Set task:
Each entry needs to be restated exactly as written.

A run of records:

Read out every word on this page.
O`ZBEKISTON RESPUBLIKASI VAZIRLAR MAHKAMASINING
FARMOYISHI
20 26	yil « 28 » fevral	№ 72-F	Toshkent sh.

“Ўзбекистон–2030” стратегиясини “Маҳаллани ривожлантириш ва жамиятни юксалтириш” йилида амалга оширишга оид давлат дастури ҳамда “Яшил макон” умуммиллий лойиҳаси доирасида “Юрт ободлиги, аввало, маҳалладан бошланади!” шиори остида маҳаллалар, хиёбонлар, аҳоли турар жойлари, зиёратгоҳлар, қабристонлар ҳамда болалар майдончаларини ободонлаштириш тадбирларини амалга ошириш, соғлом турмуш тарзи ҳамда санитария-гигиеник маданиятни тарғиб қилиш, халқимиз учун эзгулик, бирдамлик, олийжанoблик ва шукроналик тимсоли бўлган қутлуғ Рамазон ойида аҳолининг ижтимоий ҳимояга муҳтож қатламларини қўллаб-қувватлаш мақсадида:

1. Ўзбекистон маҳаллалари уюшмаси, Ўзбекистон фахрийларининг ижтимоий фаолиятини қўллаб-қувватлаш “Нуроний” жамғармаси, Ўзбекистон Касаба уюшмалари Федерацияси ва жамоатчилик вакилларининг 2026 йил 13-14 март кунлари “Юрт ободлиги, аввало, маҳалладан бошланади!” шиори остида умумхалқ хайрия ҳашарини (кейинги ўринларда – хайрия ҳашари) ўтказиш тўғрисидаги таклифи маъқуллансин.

Worked answer:
Read out every word on this page.
O`ZBEKISTON RESPUBLIKASI VAZIRLAR MAHKAMASINING
FARMOYISHI
20 26	yil « 28 » fevral	№ 72-F	Toshkent sh.

“Ўзбекистон–2030” стратегиясини “Маҳаллани ривожлантириш ва жамиятни юксалтириш” йилида амалга оширишга оид давлат дастури ҳамда “Яшил макон” умуммиллий лойиҳаси доирасида “Юрт ободлиги, аввало, маҳалладан бошланади!” шиори остида маҳаллалар, хиёбонлар, аҳоли турар жойлари, зиёратгоҳлар, қабристонлар ҳамда болалар майдончаларини ободонлаштириш тадбирларини амалга ошириш, соғлом турмуш тарзи ҳамда санитария-гигиеник маданиятни тарғиб қилиш, халқимиз учун эзгулик, бирдамлик, олийжанoблик ва шукроналик тимсоли бўлган қутлуғ Рамазон ойида аҳолининг ижтимоий ҳимояга муҳтож қатламларини қўллаб-қувватлаш мақсадида:

1. Ўзбекистон маҳаллалари уюшмаси, Ўзбекистон фахрийларининг ижтимоий фаолиятини қўллаб-қувватлаш “Нуроний” жамғармаси, Ўзбекистон Касаба уюшмалари Федерацияси ва жамоатчилик вакилларининг 2026 йил 13-14 март кунлари “Юрт ободлиги, аввало, маҳалладан бошланади!” шиори остида умумхалқ хайрия ҳашарини (кейинги ўринларда – хайрия ҳашари) ўтказиш тўғрисидаги таклифи маъқуллансин.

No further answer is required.